Problems to work on:
a) Answer these questions about the case report on cardiac pacing in a woman with an interrupted inferior vena cava:
(i) What pulse rate did the clinical examination find?
(ii) Into which vessel did the dilated right sided azygos vein drain?
(iii) In what mode was the permanent pacemaker implanted?
b) Write a continuation of the case report on cardiac pacing in a woman with an interrupted inferior vena cava, picking up after its final sentence.

A 47 year old woman was admitted in September 2003 with a history of recurrent syncopal attacks of one week’s duration. Clinical examination found a regular pulse rate of 38 beats/min of normal volume and character, and blood pressure 110/80 mm Hg. Cardiovascular and other systemic examinations were unremarkable. ECG showed an absence of the P wave and slow junctional rhythm. She was admitted for transfemoral temporary pacing under fluoroscopic guidance in the emergency department. The pacing lead was introduced through the right femoral vein. The lead could not be negotiated from the IVC to the right atrium. On manipulation, the lead had a course from the IVC to the superior vena cava to the right atrium and then the right ventricular apex (fig 1). Successful temporary pacing was achieved. Thereafter, echocardiography showed situs solitus and no structural heart disease. On the next day, venography showed total interruption of a single right sided IVC below the hepatic veins. The IVC continued as a dilated right sided azygos vein, which was draining into the superior vena cava (figs 2 and 3). The superior vena cava and its tributaries were normal. Hepatic veins were draining directly into the right atrium (fig 4). Permanent pacemaker implantation was successful (VVI mode, Vita 2SSI Model 230) through the right subclavian vein without any difficulty (fig 5). Ultrasound of the abdomen showed polysplenia. The patient was discharged on day 10 of admission. At 10 months of follow up, she was asymptomatic with all paced rhythm.

Record excerpts:

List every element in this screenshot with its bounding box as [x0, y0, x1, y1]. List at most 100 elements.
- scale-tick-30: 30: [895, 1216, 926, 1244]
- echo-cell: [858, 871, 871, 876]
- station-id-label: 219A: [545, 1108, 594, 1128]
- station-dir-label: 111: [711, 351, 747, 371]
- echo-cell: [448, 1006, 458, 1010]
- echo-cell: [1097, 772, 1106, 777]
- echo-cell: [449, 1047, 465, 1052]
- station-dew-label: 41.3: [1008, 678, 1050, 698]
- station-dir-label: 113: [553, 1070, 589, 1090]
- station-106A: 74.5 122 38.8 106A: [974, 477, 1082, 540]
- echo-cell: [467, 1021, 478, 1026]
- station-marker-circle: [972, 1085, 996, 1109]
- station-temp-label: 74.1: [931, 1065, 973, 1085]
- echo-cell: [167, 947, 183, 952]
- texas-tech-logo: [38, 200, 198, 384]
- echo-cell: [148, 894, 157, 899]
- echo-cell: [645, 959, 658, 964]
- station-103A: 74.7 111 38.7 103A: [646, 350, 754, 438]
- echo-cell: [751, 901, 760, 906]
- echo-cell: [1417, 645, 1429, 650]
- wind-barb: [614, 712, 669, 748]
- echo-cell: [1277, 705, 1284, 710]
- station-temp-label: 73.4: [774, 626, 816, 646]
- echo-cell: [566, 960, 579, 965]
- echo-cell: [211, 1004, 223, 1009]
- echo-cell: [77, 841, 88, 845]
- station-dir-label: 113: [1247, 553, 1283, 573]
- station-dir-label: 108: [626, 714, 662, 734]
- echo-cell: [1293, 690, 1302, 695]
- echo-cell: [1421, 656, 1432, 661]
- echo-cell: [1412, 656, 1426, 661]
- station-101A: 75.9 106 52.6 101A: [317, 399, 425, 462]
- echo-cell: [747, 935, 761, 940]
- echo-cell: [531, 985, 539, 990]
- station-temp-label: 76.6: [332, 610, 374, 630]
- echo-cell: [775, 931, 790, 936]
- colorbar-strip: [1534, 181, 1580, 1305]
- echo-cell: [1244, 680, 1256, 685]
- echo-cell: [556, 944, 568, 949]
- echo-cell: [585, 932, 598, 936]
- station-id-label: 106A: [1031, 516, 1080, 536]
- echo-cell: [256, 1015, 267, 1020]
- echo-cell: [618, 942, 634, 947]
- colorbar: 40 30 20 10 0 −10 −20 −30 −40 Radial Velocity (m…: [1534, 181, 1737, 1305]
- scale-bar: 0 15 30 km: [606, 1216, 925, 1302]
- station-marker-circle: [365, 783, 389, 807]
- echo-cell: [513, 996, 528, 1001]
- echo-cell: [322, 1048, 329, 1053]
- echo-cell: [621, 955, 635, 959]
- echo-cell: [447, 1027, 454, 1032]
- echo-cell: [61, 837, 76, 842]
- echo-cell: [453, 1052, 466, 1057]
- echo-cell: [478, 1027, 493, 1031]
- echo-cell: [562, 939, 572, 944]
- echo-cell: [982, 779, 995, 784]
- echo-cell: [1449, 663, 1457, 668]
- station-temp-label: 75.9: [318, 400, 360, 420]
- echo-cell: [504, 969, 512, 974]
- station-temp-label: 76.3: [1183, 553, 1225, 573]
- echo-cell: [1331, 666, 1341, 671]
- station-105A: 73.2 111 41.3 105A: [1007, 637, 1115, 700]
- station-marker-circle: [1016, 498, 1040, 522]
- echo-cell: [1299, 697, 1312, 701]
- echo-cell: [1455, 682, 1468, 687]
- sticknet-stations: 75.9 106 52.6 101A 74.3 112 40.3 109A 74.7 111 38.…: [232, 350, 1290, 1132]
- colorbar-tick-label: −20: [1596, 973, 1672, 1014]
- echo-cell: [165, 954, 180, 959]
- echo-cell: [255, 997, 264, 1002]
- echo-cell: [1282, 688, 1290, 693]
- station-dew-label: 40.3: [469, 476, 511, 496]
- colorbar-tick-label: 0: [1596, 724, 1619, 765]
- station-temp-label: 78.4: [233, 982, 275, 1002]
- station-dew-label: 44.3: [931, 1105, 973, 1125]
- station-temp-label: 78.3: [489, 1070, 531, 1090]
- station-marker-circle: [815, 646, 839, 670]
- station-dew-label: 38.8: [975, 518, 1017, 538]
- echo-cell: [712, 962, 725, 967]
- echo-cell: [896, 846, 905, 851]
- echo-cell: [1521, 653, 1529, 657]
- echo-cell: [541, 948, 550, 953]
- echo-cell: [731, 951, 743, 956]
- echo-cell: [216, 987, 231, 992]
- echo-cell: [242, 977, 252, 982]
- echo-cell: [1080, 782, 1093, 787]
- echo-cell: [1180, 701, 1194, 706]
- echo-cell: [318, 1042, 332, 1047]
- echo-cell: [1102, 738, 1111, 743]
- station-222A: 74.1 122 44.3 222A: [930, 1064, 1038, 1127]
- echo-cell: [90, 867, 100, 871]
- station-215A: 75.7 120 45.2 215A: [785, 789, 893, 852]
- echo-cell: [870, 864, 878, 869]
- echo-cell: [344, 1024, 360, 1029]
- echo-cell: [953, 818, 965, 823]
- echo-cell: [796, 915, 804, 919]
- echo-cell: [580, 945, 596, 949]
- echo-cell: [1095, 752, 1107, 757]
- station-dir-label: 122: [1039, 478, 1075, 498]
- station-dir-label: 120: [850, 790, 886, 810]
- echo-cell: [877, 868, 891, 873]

Task results:
a)
(i) A regular pulse rate of 38 beats/min.
(ii) The superior vena cava.
(iii) VVI mode.

b)
Infrahepatic IVC interruption with azygos continuation is a rare congenital anomaly especially when it is not associated with congenital heart disease. Its prevalence is 0.6–2.0% in patients with congenital heart disease and less than 0.3% among otherwise normal patients.1 This developmental anomaly results in termination of the IVC below the hepatic vein. Systemic venous flow beyond this point is accommodated by the dilated azygos and hemiazygos veins, which eventually empty into the superior vena cava through a dilated azygos arch.2 During embryogenesis, the IVC is made up of the hepatic, prerenal, renal, and postrenal segments, which by segmental fusion, regression, and midline anastomosis form the IVC.2 Failure of the hepatic and prerenal segments to fuse is the most common developmental anomaly of the IVC and results in infrahepatic IVC interruption. The infrahepatic IVC may continue as the azygos vein2–4 as in the present index case or may continue as the hemiazygos vein to the left superior vena cava,4 intrathoracic veins,5 or anomalous intrahepatic veins.6 The hepatic segment of the IVC drains directly into the right atrium2 as in the index case.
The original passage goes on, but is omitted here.